_GIVEN EXERCISE:_
Transcribe the entries below exactly; leave every image out.

++++

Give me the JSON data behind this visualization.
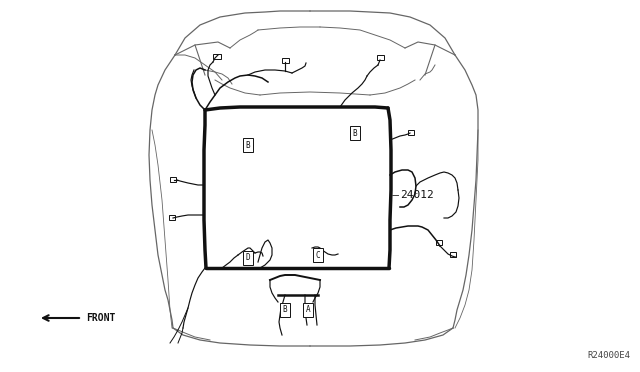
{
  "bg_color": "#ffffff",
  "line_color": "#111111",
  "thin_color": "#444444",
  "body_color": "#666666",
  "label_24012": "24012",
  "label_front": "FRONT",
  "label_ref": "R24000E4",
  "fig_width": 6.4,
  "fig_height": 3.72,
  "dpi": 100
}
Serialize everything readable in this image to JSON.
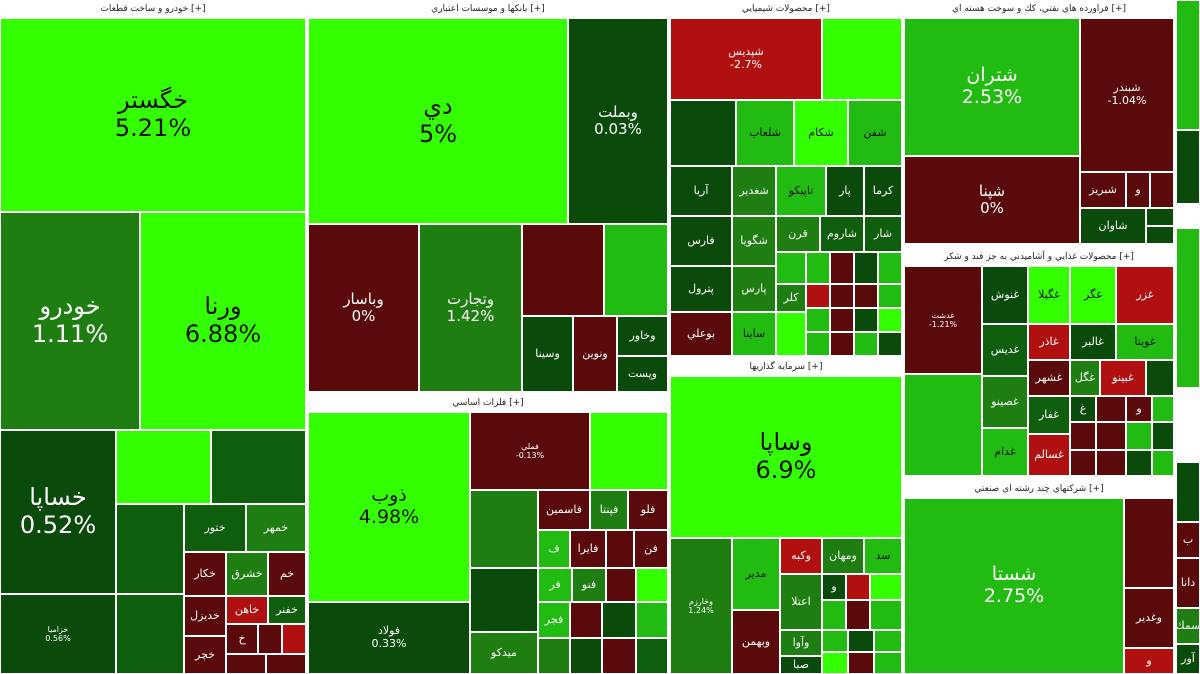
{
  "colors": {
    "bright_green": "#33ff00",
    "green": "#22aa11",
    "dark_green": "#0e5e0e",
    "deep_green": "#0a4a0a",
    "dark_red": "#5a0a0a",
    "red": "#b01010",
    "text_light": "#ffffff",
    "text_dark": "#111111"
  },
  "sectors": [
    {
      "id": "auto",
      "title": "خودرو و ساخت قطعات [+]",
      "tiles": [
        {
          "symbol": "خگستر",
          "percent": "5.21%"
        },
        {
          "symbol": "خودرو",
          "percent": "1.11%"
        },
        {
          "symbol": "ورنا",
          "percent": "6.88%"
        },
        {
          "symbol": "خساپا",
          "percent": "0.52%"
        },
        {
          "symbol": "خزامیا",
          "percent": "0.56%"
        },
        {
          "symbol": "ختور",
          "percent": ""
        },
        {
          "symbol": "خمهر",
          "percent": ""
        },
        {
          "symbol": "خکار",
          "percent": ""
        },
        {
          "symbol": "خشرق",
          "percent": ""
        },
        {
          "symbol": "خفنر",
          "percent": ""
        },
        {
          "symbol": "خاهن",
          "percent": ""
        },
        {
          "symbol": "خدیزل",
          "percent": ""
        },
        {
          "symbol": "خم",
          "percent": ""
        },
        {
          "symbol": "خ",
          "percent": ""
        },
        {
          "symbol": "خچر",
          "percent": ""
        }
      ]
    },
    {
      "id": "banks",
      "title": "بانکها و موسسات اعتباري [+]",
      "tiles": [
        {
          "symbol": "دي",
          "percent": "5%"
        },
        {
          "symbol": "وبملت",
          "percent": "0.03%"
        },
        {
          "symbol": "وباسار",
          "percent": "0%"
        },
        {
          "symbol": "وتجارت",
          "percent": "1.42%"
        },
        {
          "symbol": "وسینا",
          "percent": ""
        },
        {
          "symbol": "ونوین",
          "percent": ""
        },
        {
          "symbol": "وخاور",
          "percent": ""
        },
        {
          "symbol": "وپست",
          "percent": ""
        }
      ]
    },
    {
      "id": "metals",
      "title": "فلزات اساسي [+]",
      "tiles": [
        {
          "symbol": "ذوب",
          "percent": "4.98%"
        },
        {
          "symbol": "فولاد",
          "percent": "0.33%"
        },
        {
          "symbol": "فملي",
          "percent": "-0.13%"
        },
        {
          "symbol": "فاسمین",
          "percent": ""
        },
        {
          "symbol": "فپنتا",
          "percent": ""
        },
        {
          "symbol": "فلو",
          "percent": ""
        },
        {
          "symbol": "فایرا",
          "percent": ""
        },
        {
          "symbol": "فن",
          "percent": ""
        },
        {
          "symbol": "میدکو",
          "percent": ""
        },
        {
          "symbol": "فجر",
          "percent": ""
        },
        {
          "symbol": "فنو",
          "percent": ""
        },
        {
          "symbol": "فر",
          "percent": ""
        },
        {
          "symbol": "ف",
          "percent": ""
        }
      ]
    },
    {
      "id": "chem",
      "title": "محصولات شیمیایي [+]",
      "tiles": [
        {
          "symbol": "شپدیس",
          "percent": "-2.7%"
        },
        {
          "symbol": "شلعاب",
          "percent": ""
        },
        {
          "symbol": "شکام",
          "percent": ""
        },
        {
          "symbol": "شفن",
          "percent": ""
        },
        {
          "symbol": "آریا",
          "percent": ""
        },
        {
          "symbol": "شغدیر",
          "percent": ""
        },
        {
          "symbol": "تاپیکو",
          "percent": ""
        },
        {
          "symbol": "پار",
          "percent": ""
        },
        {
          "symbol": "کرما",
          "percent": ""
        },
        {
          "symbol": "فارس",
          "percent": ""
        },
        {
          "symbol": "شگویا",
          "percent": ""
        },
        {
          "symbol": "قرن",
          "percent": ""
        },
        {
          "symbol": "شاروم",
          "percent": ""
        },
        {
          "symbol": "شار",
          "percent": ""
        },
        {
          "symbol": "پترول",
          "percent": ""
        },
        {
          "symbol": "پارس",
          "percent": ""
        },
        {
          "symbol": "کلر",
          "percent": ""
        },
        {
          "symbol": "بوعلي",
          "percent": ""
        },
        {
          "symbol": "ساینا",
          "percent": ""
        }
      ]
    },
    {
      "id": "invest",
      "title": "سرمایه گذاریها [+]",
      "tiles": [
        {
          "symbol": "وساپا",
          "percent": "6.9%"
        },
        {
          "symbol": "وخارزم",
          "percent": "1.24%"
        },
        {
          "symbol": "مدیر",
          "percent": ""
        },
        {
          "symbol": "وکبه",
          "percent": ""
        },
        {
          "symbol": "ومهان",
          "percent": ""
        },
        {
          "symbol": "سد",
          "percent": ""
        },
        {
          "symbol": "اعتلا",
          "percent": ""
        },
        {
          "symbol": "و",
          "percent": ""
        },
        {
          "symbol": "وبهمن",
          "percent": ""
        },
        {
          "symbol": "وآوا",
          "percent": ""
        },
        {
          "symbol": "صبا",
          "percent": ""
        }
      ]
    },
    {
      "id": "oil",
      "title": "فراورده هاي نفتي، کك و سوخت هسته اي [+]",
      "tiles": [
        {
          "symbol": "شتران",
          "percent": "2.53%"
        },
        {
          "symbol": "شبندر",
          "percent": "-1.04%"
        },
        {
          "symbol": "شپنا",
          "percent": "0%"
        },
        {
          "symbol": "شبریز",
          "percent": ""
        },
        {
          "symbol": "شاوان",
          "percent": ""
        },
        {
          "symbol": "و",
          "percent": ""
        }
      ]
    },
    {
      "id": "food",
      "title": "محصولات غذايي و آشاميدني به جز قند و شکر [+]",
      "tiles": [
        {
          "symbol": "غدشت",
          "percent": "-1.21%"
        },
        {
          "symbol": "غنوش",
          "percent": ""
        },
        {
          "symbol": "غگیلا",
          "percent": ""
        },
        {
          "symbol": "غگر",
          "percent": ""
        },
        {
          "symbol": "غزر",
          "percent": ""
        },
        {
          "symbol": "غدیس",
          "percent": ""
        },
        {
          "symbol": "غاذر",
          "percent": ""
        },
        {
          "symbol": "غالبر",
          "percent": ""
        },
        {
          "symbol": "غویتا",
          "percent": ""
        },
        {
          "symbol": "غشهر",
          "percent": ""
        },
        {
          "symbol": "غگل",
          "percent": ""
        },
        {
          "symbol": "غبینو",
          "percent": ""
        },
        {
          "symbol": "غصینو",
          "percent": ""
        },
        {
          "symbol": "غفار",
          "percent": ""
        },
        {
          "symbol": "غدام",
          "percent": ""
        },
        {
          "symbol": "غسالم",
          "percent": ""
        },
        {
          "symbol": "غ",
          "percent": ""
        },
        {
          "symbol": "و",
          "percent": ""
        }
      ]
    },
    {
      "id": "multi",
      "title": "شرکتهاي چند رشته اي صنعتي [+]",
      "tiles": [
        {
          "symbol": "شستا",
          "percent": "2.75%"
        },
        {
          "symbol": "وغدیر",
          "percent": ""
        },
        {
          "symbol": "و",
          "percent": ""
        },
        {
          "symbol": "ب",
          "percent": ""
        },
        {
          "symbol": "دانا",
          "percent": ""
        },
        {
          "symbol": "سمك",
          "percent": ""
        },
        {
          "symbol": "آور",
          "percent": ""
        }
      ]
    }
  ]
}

++++

_EXERCISE SOLUTION:_
Give me the JSON data behind this visualization.
{
  "bg_color": "#ffffff",
  "line_color": "#111111",
  "thin_color": "#444444",
  "body_color": "#666666",
  "label_24012": "24012",
  "label_front": "FRONT",
  "label_ref": "R24000E4",
  "fig_width": 6.4,
  "fig_height": 3.72,
  "dpi": 100
}
Serialize everything readable in this image to JSON.
{
  "colors": {
    "bright_green": "#33ff00",
    "green": "#22aa11",
    "dark_green": "#0e5e0e",
    "deep_green": "#0a4a0a",
    "dark_red": "#5a0a0a",
    "red": "#b01010",
    "text_light": "#ffffff",
    "text_dark": "#111111"
  },
  "sectors": [
    {
      "id": "auto",
      "title": "خودرو و ساخت قطعات [+]",
      "tiles": [
        {
          "symbol": "خگستر",
          "percent": "5.21%"
        },
        {
          "symbol": "خودرو",
          "percent": "1.11%"
        },
        {
          "symbol": "ورنا",
          "percent": "6.88%"
        },
        {
          "symbol": "خساپا",
          "percent": "0.52%"
        },
        {
          "symbol": "خزامیا",
          "percent": "0.56%"
        },
        {
          "symbol": "ختور",
          "percent": ""
        },
        {
          "symbol": "خمهر",
          "percent": ""
        },
        {
          "symbol": "خکار",
          "percent": ""
        },
        {
          "symbol": "خشرق",
          "percent": ""
        },
        {
          "symbol": "خفنر",
          "percent": ""
        },
        {
          "symbol": "خاهن",
          "percent": ""
        },
        {
          "symbol": "خدیزل",
          "percent": ""
        },
        {
          "symbol": "خم",
          "percent": ""
        },
        {
          "symbol": "خ",
          "percent": ""
        },
        {
          "symbol": "خچر",
          "percent": ""
        }
      ]
    },
    {
      "id": "banks",
      "title": "بانکها و موسسات اعتباري [+]",
      "tiles": [
        {
          "symbol": "دي",
          "percent": "5%"
        },
        {
          "symbol": "وبملت",
          "percent": "0.03%"
        },
        {
          "symbol": "وباسار",
          "percent": "0%"
        },
        {
          "symbol": "وتجارت",
          "percent": "1.42%"
        },
        {
          "symbol": "وسینا",
          "percent": ""
        },
        {
          "symbol": "ونوین",
          "percent": ""
        },
        {
          "symbol": "وخاور",
          "percent": ""
        },
        {
          "symbol": "وپست",
          "percent": ""
        }
      ]
    },
    {
      "id": "metals",
      "title": "فلزات اساسي [+]",
      "tiles": [
        {
          "symbol": "ذوب",
          "percent": "4.98%"
        },
        {
          "symbol": "فولاد",
          "percent": "0.33%"
        },
        {
          "symbol": "فملي",
          "percent": "-0.13%"
        },
        {
          "symbol": "فاسمین",
          "percent": ""
        },
        {
          "symbol": "فپنتا",
          "percent": ""
        },
        {
          "symbol": "فلو",
          "percent": ""
        },
        {
          "symbol": "فایرا",
          "percent": ""
        },
        {
          "symbol": "فن",
          "percent": ""
        },
        {
          "symbol": "میدکو",
          "percent": ""
        },
        {
          "symbol": "فجر",
          "percent": ""
        },
        {
          "symbol": "فنو",
          "percent": ""
        },
        {
          "symbol": "فر",
          "percent": ""
        },
        {
          "symbol": "ف",
          "percent": ""
        }
      ]
    },
    {
      "id": "chem",
      "title": "محصولات شیمیایي [+]",
      "tiles": [
        {
          "symbol": "شپدیس",
          "percent": "-2.7%"
        },
        {
          "symbol": "شلعاب",
          "percent": ""
        },
        {
          "symbol": "شکام",
          "percent": ""
        },
        {
          "symbol": "شفن",
          "percent": ""
        },
        {
          "symbol": "آریا",
          "percent": ""
        },
        {
          "symbol": "شغدیر",
          "percent": ""
        },
        {
          "symbol": "تاپیکو",
          "percent": ""
        },
        {
          "symbol": "پار",
          "percent": ""
        },
        {
          "symbol": "کرما",
          "percent": ""
        },
        {
          "symbol": "فارس",
          "percent": ""
        },
        {
          "symbol": "شگویا",
          "percent": ""
        },
        {
          "symbol": "قرن",
          "percent": ""
        },
        {
          "symbol": "شاروم",
          "percent": ""
        },
        {
          "symbol": "شار",
          "percent": ""
        },
        {
          "symbol": "پترول",
          "percent": ""
        },
        {
          "symbol": "پارس",
          "percent": ""
        },
        {
          "symbol": "کلر",
          "percent": ""
        },
        {
          "symbol": "بوعلي",
          "percent": ""
        },
        {
          "symbol": "ساینا",
          "percent": ""
        }
      ]
    },
    {
      "id": "invest",
      "title": "سرمایه گذاریها [+]",
      "tiles": [
        {
          "symbol": "وساپا",
          "percent": "6.9%"
        },
        {
          "symbol": "وخارزم",
          "percent": "1.24%"
        },
        {
          "symbol": "مدیر",
          "percent": ""
        },
        {
          "symbol": "وکبه",
          "percent": ""
        },
        {
          "symbol": "ومهان",
          "percent": ""
        },
        {
          "symbol": "سد",
          "percent": ""
        },
        {
          "symbol": "اعتلا",
          "percent": ""
        },
        {
          "symbol": "و",
          "percent": ""
        },
        {
          "symbol": "وبهمن",
          "percent": ""
        },
        {
          "symbol": "وآوا",
          "percent": ""
        },
        {
          "symbol": "صبا",
          "percent": ""
        }
      ]
    },
    {
      "id": "oil",
      "title": "فراورده هاي نفتي، کك و سوخت هسته اي [+]",
      "tiles": [
        {
          "symbol": "شتران",
          "percent": "2.53%"
        },
        {
          "symbol": "شبندر",
          "percent": "-1.04%"
        },
        {
          "symbol": "شپنا",
          "percent": "0%"
        },
        {
          "symbol": "شبریز",
          "percent": ""
        },
        {
          "symbol": "شاوان",
          "percent": ""
        },
        {
          "symbol": "و",
          "percent": ""
        }
      ]
    },
    {
      "id": "food",
      "title": "محصولات غذايي و آشاميدني به جز قند و شکر [+]",
      "tiles": [
        {
          "symbol": "غدشت",
          "percent": "-1.21%"
        },
        {
          "symbol": "غنوش",
          "percent": ""
        },
        {
          "symbol": "غگیلا",
          "percent": ""
        },
        {
          "symbol": "غگر",
          "percent": ""
        },
        {
          "symbol": "غزر",
          "percent": ""
        },
        {
          "symbol": "غدیس",
          "percent": ""
        },
        {
          "symbol": "غاذر",
          "percent": ""
        },
        {
          "symbol": "غالبر",
          "percent": ""
        },
        {
          "symbol": "غویتا",
          "percent": ""
        },
        {
          "symbol": "غشهر",
          "percent": ""
        },
        {
          "symbol": "غگل",
          "percent": ""
        },
        {
          "symbol": "غبینو",
          "percent": ""
        },
        {
          "symbol": "غصینو",
          "percent": ""
        },
        {
          "symbol": "غفار",
          "percent": ""
        },
        {
          "symbol": "غدام",
          "percent": ""
        },
        {
          "symbol": "غسالم",
          "percent": ""
        },
        {
          "symbol": "غ",
          "percent": ""
        },
        {
          "symbol": "و",
          "percent": ""
        }
      ]
    },
    {
      "id": "multi",
      "title": "شرکتهاي چند رشته اي صنعتي [+]",
      "tiles": [
        {
          "symbol": "شستا",
          "percent": "2.75%"
        },
        {
          "symbol": "وغدیر",
          "percent": ""
        },
        {
          "symbol": "و",
          "percent": ""
        },
        {
          "symbol": "ب",
          "percent": ""
        },
        {
          "symbol": "دانا",
          "percent": ""
        },
        {
          "symbol": "سمك",
          "percent": ""
        },
        {
          "symbol": "آور",
          "percent": ""
        }
      ]
    }
  ]
}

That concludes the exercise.